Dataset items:
----------
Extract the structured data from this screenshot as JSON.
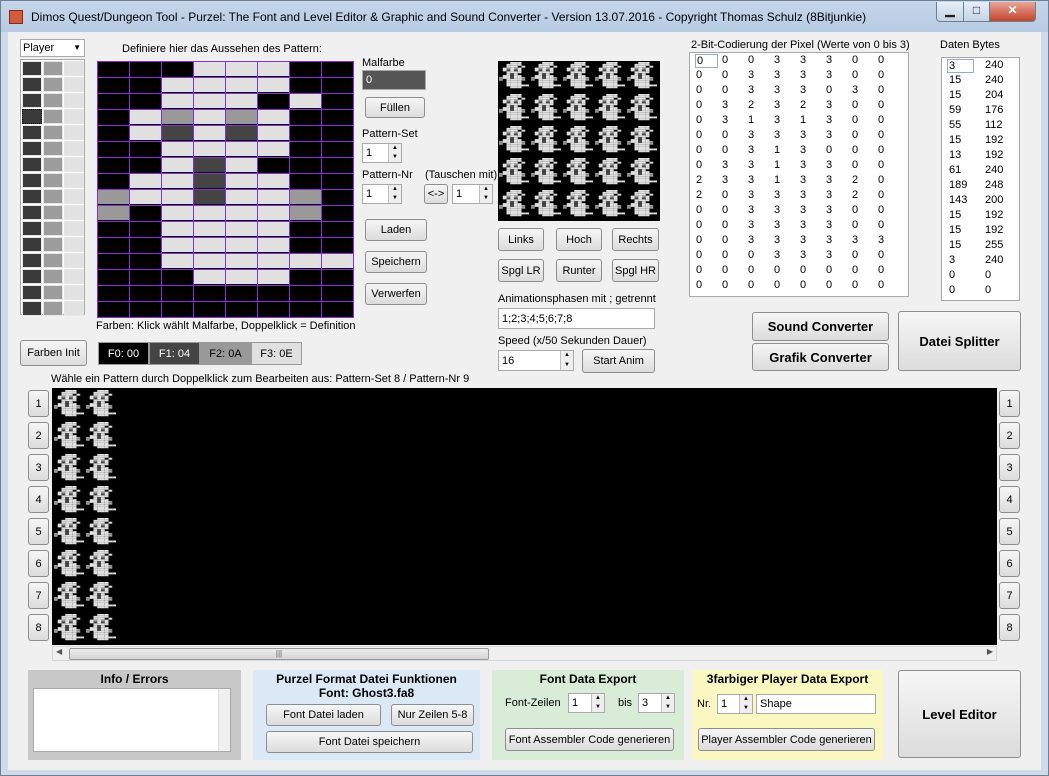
{
  "window": {
    "title": "Dimos Quest/Dungeon Tool  -  Purzel: The Font and Level Editor & Graphic and Sound Converter - Version 13.07.2016 - Copyright Thomas Schulz (8Bitjunkie)",
    "min_glyph": "▁",
    "max_glyph": "□",
    "close_glyph": "✕"
  },
  "player_select": {
    "value": "Player",
    "arrow": "▼"
  },
  "editor": {
    "heading": "Definiere hier das Aussehen des Pattern:",
    "colors_hint": "Farben: Klick wählt Malfarbe, Doppelklick = Definition",
    "grid_rows": [
      "00033300",
      "00333300",
      "00333030",
      "03232300",
      "03131300",
      "00333300",
      "00313000",
      "03313300",
      "23313320",
      "20333320",
      "00333300",
      "00333300",
      "00333333",
      "00033300",
      "00000000",
      "00000000"
    ]
  },
  "palette_colors": {
    "c0": "#000000",
    "c1": "#444444",
    "c2": "#999999",
    "c3": "#e0e0e0",
    "grid_line": "#8a2be2"
  },
  "controls": {
    "malfarbe_label": "Malfarbe",
    "malfarbe_value": "0",
    "fuellen": "Füllen",
    "pattern_set_label": "Pattern-Set",
    "pattern_set_value": "1",
    "pattern_nr_label": "Pattern-Nr",
    "pattern_nr_value": "1",
    "tauschen_label": "(Tauschen mit)",
    "swap_button": "<->",
    "swap_value": "1",
    "laden": "Laden",
    "speichern": "Speichern",
    "verwerfen": "Verwerfen",
    "farben_init": "Farben Init",
    "spin_up": "▲",
    "spin_down": "▼"
  },
  "color_buttons": [
    {
      "label": "F0: 00",
      "bg": "#000000",
      "fg": "#ffffff"
    },
    {
      "label": "F1: 04",
      "bg": "#444444",
      "fg": "#ffffff"
    },
    {
      "label": "F2: 0A",
      "bg": "#999999",
      "fg": "#000000"
    },
    {
      "label": "F3: 0E",
      "bg": "#e0e0e0",
      "fg": "#000000"
    }
  ],
  "shift_buttons": {
    "links": "Links",
    "hoch": "Hoch",
    "rechts": "Rechts",
    "spgl_lr": "Spgl LR",
    "runter": "Runter",
    "spgl_hr": "Spgl HR"
  },
  "animation": {
    "label": "Animationsphasen mit ; getrennt",
    "value": "1;2;3;4;5;6;7;8",
    "speed_label": "Speed (x/50 Sekunden Dauer)",
    "speed_value": "16",
    "start_button": "Start Anim"
  },
  "coding": {
    "heading": "2-Bit-Codierung der Pixel (Werte von 0 bis 3)",
    "rows": [
      [
        "0",
        "0",
        "0",
        "3",
        "3",
        "3",
        "0",
        "0"
      ],
      [
        "0",
        "0",
        "3",
        "3",
        "3",
        "3",
        "0",
        "0"
      ],
      [
        "0",
        "0",
        "3",
        "3",
        "3",
        "0",
        "3",
        "0"
      ],
      [
        "0",
        "3",
        "2",
        "3",
        "2",
        "3",
        "0",
        "0"
      ],
      [
        "0",
        "3",
        "1",
        "3",
        "1",
        "3",
        "0",
        "0"
      ],
      [
        "0",
        "0",
        "3",
        "3",
        "3",
        "3",
        "0",
        "0"
      ],
      [
        "0",
        "0",
        "3",
        "1",
        "3",
        "0",
        "0",
        "0"
      ],
      [
        "0",
        "3",
        "3",
        "1",
        "3",
        "3",
        "0",
        "0"
      ],
      [
        "2",
        "3",
        "3",
        "1",
        "3",
        "3",
        "2",
        "0"
      ],
      [
        "2",
        "0",
        "3",
        "3",
        "3",
        "3",
        "2",
        "0"
      ],
      [
        "0",
        "0",
        "3",
        "3",
        "3",
        "3",
        "0",
        "0"
      ],
      [
        "0",
        "0",
        "3",
        "3",
        "3",
        "3",
        "0",
        "0"
      ],
      [
        "0",
        "0",
        "3",
        "3",
        "3",
        "3",
        "3",
        "3"
      ],
      [
        "0",
        "0",
        "0",
        "3",
        "3",
        "3",
        "0",
        "0"
      ],
      [
        "0",
        "0",
        "0",
        "0",
        "0",
        "0",
        "0",
        "0"
      ],
      [
        "0",
        "0",
        "0",
        "0",
        "0",
        "0",
        "0",
        "0"
      ]
    ]
  },
  "bytes": {
    "heading": "Daten Bytes",
    "rows": [
      [
        "3",
        "240"
      ],
      [
        "15",
        "240"
      ],
      [
        "15",
        "204"
      ],
      [
        "59",
        "176"
      ],
      [
        "55",
        "112"
      ],
      [
        "15",
        "192"
      ],
      [
        "13",
        "192"
      ],
      [
        "61",
        "240"
      ],
      [
        "189",
        "248"
      ],
      [
        "143",
        "200"
      ],
      [
        "15",
        "192"
      ],
      [
        "15",
        "192"
      ],
      [
        "15",
        "255"
      ],
      [
        "3",
        "240"
      ],
      [
        "0",
        "0"
      ],
      [
        "0",
        "0"
      ]
    ]
  },
  "converters": {
    "sound": "Sound Converter",
    "grafik": "Grafik Converter",
    "datei_splitter": "Datei Splitter"
  },
  "pattern_area": {
    "heading": "Wähle ein Pattern durch Doppelklick zum Bearbeiten aus:  Pattern-Set 8  /  Pattern-Nr 9",
    "row_labels": [
      "1",
      "2",
      "3",
      "4",
      "5",
      "6",
      "7",
      "8"
    ],
    "scroll_left": "◀",
    "scroll_right": "▶",
    "scroll_grip": "|||"
  },
  "info_panel": {
    "title": "Info / Errors"
  },
  "purzel_panel": {
    "title": "Purzel Format Datei Funktionen",
    "font_line": "Font: Ghost3.fa8",
    "font_laden": "Font Datei laden",
    "nur_zeilen": "Nur Zeilen 5-8",
    "font_speichern": "Font Datei speichern"
  },
  "font_export": {
    "title": "Font Data Export",
    "zeilen_label": "Font-Zeilen",
    "from_value": "1",
    "bis_label": "bis",
    "to_value": "3",
    "generate": "Font Assembler Code generieren"
  },
  "player_export": {
    "title": "3farbiger Player Data Export",
    "nr_label": "Nr.",
    "nr_value": "1",
    "shape_value": "Shape",
    "generate": "Player Assembler Code generieren"
  },
  "level_editor": "Level Editor"
}
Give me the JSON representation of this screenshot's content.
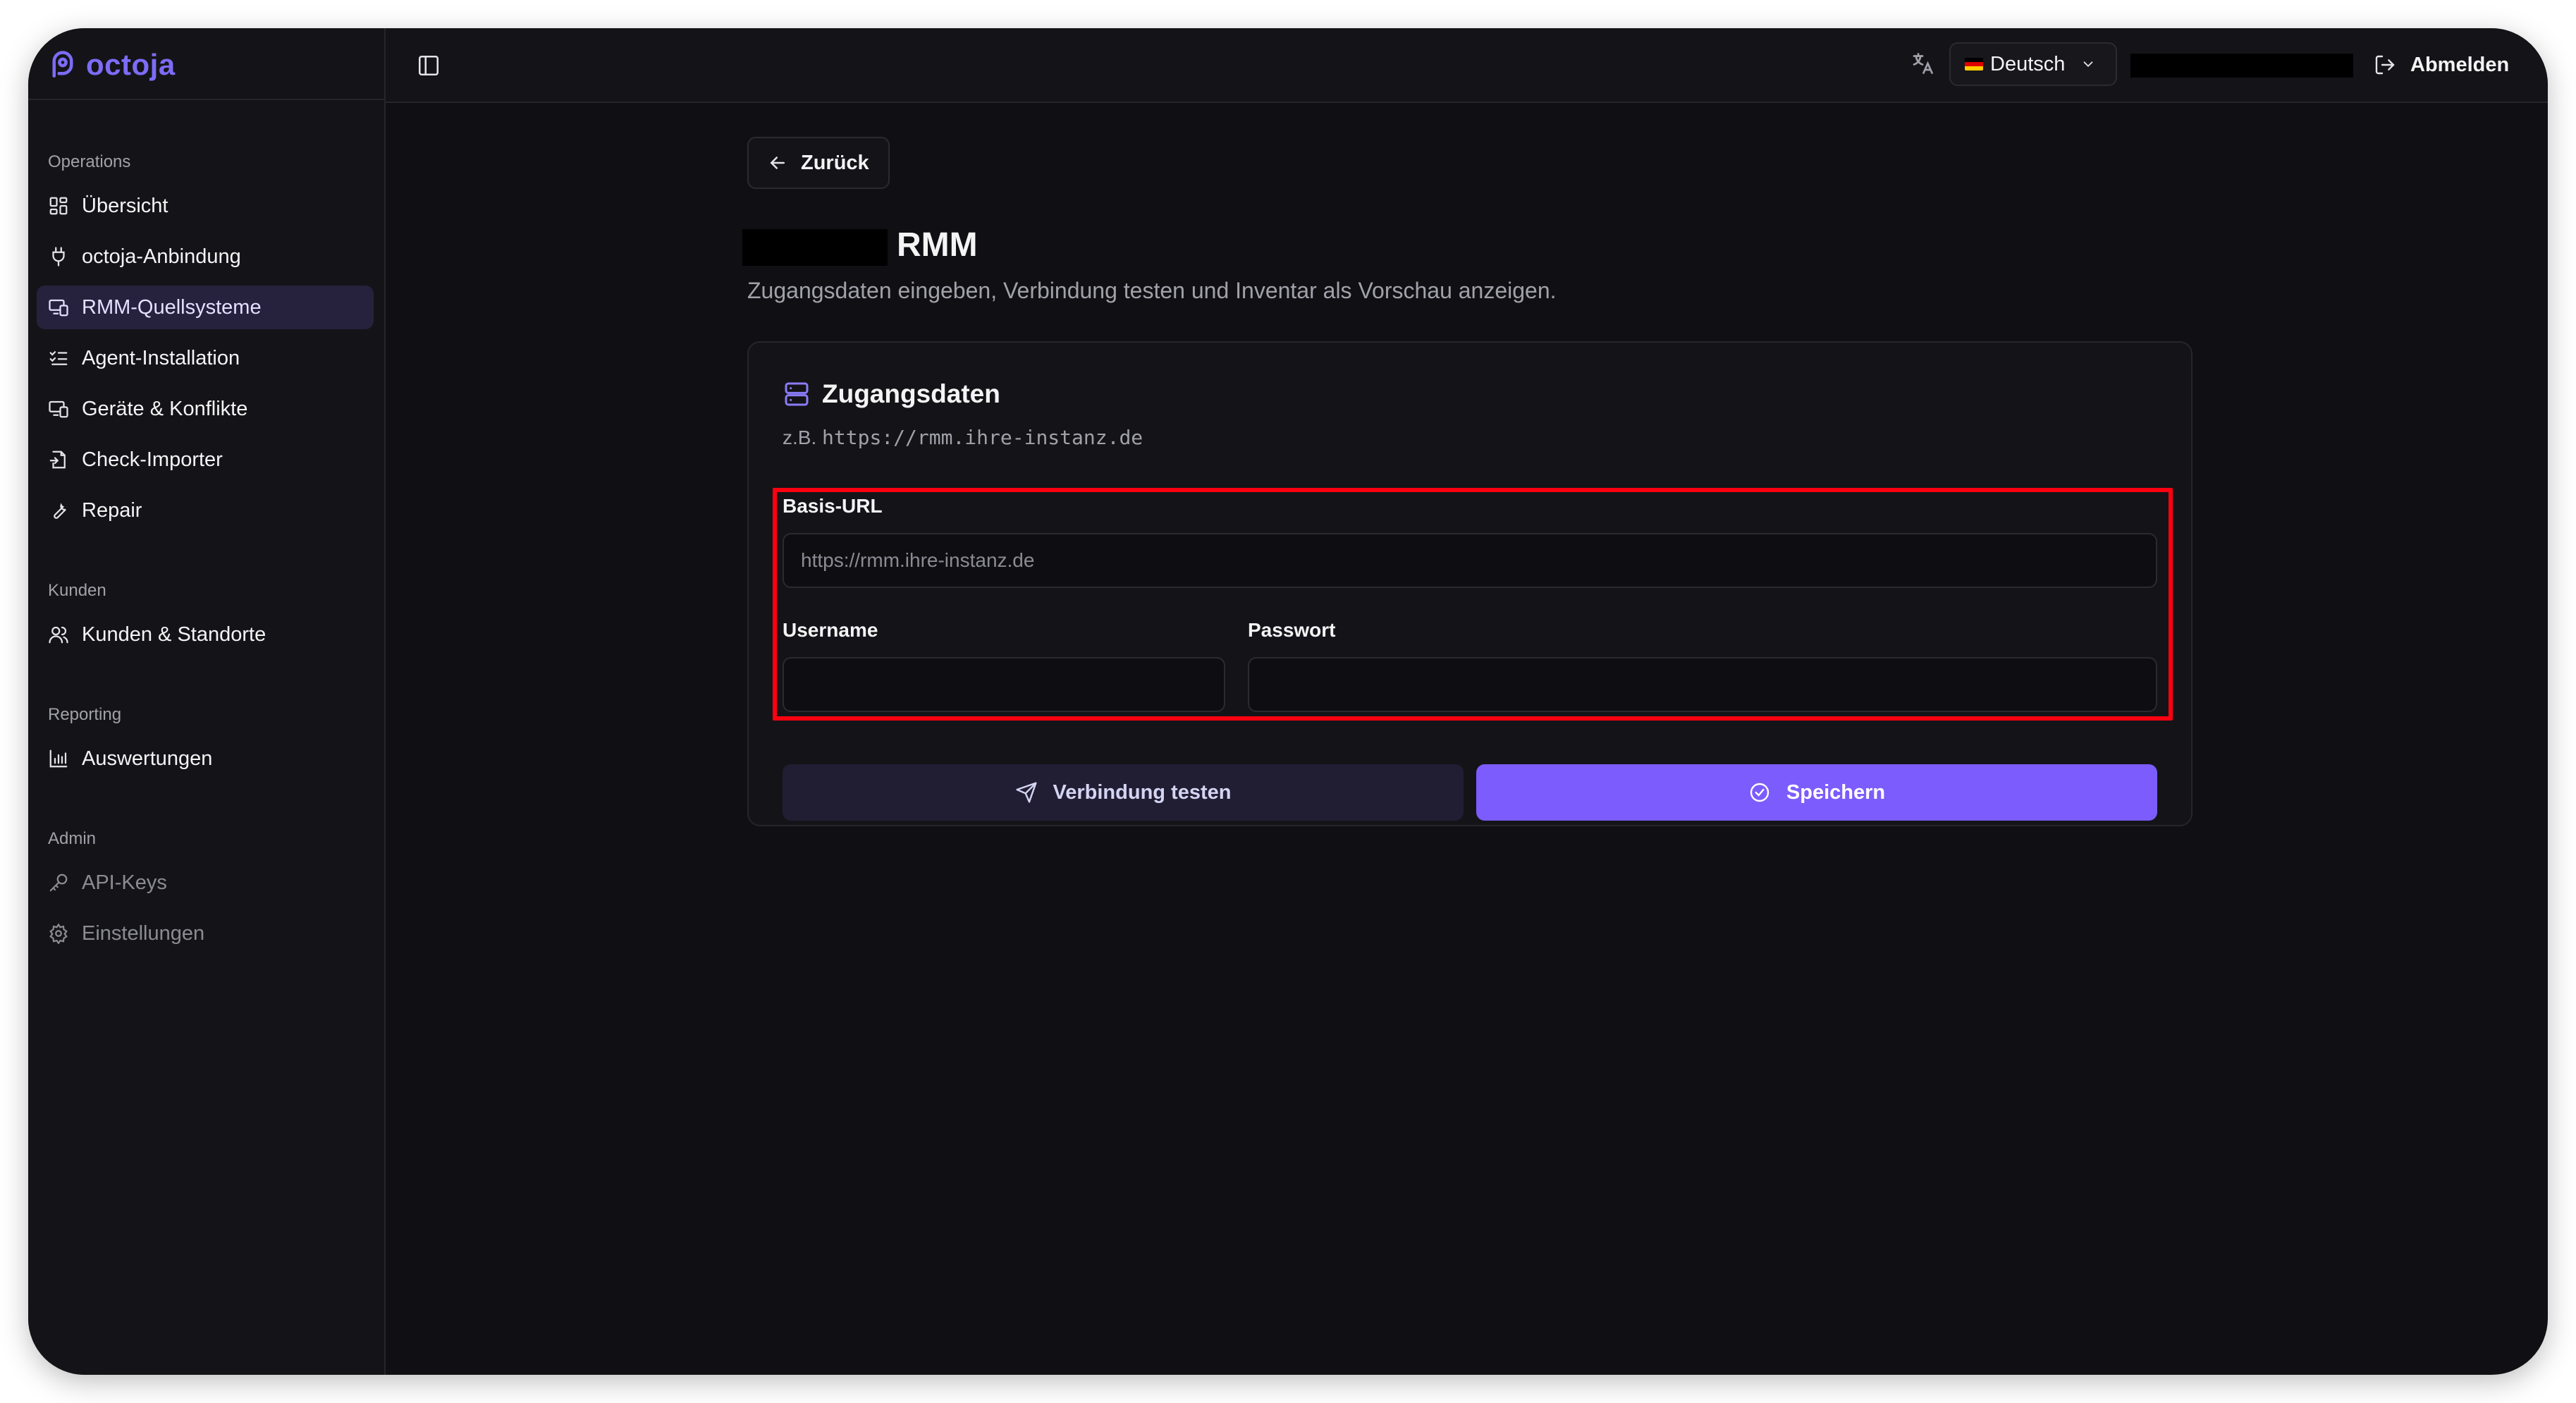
{
  "brand": {
    "name": "octoja"
  },
  "sidebar": {
    "groups": [
      {
        "label": "Operations",
        "items": [
          {
            "label": "Übersicht",
            "icon": "dashboard-icon"
          },
          {
            "label": "octoja-Anbindung",
            "icon": "plug-icon"
          },
          {
            "label": "RMM-Quellsysteme",
            "icon": "devices-icon",
            "active": true
          },
          {
            "label": "Agent-Installation",
            "icon": "list-checks-icon"
          },
          {
            "label": "Geräte & Konflikte",
            "icon": "devices-icon"
          },
          {
            "label": "Check-Importer",
            "icon": "file-import-icon"
          },
          {
            "label": "Repair",
            "icon": "wrench-icon"
          }
        ]
      },
      {
        "label": "Kunden",
        "items": [
          {
            "label": "Kunden & Standorte",
            "icon": "users-icon"
          }
        ]
      },
      {
        "label": "Reporting",
        "items": [
          {
            "label": "Auswertungen",
            "icon": "bar-chart-icon"
          }
        ]
      },
      {
        "label": "Admin",
        "items": [
          {
            "label": "API-Keys",
            "icon": "key-icon",
            "disabled": true
          },
          {
            "label": "Einstellungen",
            "icon": "gear-icon",
            "disabled": true
          }
        ]
      }
    ]
  },
  "topbar": {
    "language": "Deutsch",
    "logout_label": "Abmelden"
  },
  "main": {
    "back_label": "Zurück",
    "title": "RMM",
    "subtitle": "Zugangsdaten eingeben, Verbindung testen und Inventar als Vorschau anzeigen.",
    "card": {
      "title": "Zugangsdaten",
      "hint_prefix": "z.B.",
      "hint_example": "https://rmm.ihre-instanz.de",
      "fields": {
        "base_url": {
          "label": "Basis-URL",
          "placeholder": "https://rmm.ihre-instanz.de",
          "value": ""
        },
        "username": {
          "label": "Username",
          "value": ""
        },
        "password": {
          "label": "Passwort",
          "value": ""
        }
      },
      "test_button": "Verbindung testen",
      "save_button": "Speichern"
    }
  },
  "colors": {
    "accent": "#7c5cfc",
    "background": "#101014",
    "highlight": "#ff0010"
  }
}
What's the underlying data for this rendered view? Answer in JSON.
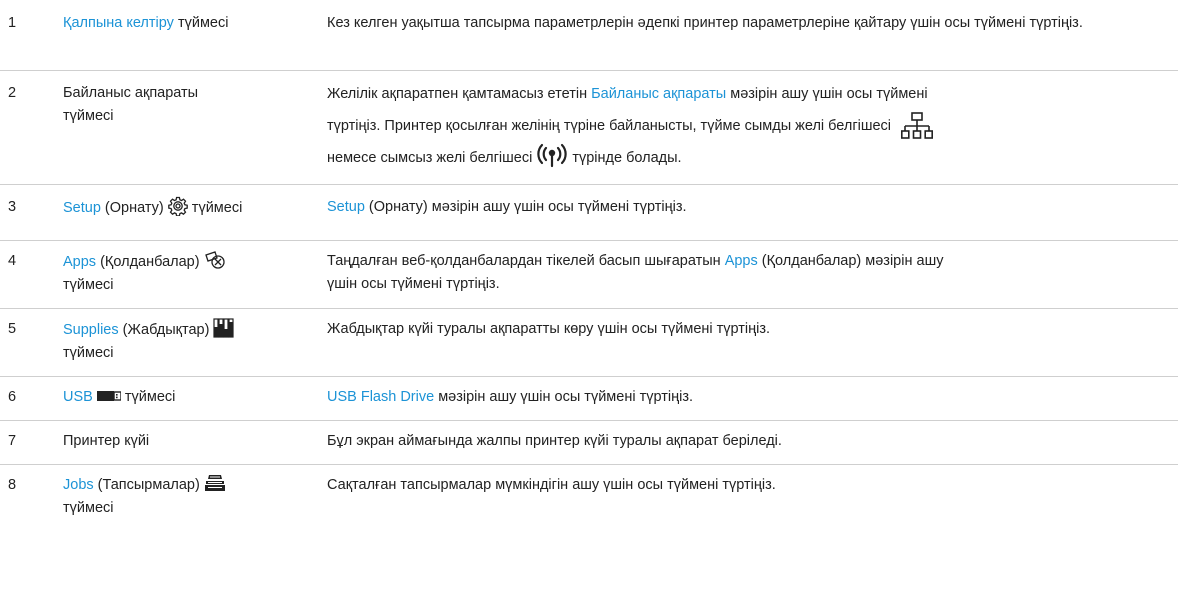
----------
Locate all lines that include the word "Zugangsdaten" and copy them out.

    "subtitle": "Zugangsdaten eingeben, Verbindung testen und Inventar als Vorschau anzeigen.",
      "title": "Zugangsdaten",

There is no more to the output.